__Task to carry out__: Tell me how many lines hold "Android", please, using only the number.

__Extracted records__:
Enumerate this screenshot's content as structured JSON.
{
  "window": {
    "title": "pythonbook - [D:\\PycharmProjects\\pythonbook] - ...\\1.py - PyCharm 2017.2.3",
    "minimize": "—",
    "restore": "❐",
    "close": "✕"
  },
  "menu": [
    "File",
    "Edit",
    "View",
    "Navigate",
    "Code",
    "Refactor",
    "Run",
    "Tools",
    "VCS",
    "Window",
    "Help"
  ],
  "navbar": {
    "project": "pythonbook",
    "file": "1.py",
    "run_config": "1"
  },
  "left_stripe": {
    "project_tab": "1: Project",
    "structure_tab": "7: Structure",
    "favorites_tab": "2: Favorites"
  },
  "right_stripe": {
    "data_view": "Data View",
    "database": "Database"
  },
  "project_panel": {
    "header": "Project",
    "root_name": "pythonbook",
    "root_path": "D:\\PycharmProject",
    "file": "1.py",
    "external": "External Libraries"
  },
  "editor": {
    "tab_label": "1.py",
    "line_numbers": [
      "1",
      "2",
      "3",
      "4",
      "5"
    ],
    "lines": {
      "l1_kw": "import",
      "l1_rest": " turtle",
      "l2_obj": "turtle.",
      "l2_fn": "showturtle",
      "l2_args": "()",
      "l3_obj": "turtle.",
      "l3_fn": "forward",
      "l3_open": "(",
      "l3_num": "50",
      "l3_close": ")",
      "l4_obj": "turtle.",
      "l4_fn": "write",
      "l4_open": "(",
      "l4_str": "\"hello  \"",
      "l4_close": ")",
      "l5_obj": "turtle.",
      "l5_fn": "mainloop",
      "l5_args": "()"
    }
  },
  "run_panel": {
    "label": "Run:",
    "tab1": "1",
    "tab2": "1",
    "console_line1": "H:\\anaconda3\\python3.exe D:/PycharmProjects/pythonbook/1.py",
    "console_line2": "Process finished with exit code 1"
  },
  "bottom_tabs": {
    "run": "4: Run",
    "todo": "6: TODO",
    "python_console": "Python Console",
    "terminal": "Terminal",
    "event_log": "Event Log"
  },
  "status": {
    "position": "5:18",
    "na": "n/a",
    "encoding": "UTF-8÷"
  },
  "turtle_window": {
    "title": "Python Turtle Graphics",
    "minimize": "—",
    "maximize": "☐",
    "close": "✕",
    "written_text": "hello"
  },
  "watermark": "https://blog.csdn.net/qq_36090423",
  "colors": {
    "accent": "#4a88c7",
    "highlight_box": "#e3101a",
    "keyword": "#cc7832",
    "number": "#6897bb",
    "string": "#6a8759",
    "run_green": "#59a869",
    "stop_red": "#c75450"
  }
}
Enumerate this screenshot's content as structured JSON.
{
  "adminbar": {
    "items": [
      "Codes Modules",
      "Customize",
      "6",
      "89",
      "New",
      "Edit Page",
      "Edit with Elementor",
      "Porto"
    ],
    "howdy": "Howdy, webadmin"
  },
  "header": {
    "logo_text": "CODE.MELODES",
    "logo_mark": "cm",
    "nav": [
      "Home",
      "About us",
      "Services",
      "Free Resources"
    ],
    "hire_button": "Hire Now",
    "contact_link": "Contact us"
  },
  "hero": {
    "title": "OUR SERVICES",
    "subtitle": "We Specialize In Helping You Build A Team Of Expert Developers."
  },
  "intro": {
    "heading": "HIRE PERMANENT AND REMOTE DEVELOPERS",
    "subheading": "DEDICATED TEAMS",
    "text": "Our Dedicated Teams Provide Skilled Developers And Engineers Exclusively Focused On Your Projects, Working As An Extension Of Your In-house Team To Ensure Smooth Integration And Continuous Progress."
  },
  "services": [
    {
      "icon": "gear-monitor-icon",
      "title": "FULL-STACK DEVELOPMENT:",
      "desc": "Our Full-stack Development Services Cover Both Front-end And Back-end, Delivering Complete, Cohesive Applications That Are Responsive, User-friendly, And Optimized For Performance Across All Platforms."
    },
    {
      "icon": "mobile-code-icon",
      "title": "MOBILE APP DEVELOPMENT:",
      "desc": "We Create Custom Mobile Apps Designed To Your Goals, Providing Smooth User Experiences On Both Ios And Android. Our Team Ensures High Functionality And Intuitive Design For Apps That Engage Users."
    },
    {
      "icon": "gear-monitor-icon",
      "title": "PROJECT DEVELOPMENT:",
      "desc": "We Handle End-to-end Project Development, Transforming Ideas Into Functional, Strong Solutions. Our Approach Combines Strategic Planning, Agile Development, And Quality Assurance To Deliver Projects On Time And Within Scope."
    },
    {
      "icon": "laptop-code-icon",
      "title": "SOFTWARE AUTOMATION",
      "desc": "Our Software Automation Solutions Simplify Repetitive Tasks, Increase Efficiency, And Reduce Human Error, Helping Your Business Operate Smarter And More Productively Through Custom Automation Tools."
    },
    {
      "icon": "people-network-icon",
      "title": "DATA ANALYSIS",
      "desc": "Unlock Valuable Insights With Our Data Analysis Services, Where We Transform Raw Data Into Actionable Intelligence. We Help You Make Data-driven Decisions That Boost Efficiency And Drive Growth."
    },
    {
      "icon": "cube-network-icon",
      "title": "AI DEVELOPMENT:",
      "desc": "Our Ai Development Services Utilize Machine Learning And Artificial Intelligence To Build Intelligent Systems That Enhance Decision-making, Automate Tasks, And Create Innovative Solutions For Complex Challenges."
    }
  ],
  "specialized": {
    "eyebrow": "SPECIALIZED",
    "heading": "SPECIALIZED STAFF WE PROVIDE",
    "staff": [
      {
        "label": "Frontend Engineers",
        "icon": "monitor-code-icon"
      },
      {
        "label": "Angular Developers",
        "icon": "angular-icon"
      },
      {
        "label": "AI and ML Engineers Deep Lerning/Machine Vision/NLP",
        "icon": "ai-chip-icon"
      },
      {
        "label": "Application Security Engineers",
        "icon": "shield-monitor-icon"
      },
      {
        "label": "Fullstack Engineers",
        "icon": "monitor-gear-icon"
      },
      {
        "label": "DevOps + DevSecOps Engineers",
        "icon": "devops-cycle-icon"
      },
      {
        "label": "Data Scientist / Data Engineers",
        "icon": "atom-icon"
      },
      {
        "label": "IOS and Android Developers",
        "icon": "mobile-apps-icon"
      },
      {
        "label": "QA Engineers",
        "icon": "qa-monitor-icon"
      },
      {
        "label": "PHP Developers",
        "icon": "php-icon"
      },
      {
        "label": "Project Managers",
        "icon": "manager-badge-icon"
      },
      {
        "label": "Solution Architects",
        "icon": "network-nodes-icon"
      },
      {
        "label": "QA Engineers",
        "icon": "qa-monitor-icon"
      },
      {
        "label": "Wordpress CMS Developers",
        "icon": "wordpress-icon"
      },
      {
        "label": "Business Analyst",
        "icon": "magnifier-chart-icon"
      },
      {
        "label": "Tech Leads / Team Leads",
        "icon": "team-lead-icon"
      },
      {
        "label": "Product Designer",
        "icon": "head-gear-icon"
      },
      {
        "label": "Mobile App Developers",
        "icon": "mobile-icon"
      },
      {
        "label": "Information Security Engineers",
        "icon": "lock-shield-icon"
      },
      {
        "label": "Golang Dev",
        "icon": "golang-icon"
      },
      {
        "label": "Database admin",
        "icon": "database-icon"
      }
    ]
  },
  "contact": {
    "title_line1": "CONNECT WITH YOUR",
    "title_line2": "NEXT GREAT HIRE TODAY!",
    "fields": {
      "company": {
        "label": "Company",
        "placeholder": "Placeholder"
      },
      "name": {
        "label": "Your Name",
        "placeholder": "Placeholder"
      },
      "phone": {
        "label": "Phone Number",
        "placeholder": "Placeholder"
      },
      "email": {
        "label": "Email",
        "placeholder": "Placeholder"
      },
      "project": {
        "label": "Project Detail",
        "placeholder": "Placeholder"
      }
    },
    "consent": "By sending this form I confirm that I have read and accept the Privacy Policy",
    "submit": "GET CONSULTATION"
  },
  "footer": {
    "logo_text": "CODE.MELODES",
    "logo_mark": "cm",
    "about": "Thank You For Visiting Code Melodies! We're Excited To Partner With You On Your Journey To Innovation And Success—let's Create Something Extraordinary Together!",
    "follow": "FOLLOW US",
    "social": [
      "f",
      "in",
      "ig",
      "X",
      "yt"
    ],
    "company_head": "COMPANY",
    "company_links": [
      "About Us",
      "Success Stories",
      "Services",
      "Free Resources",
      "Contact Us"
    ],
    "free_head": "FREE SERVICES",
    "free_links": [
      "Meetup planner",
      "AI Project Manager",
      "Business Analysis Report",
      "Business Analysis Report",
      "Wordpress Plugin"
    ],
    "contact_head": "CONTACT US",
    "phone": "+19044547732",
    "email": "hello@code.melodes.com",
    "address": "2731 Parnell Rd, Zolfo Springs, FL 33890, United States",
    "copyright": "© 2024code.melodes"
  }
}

__Output for this task__: 2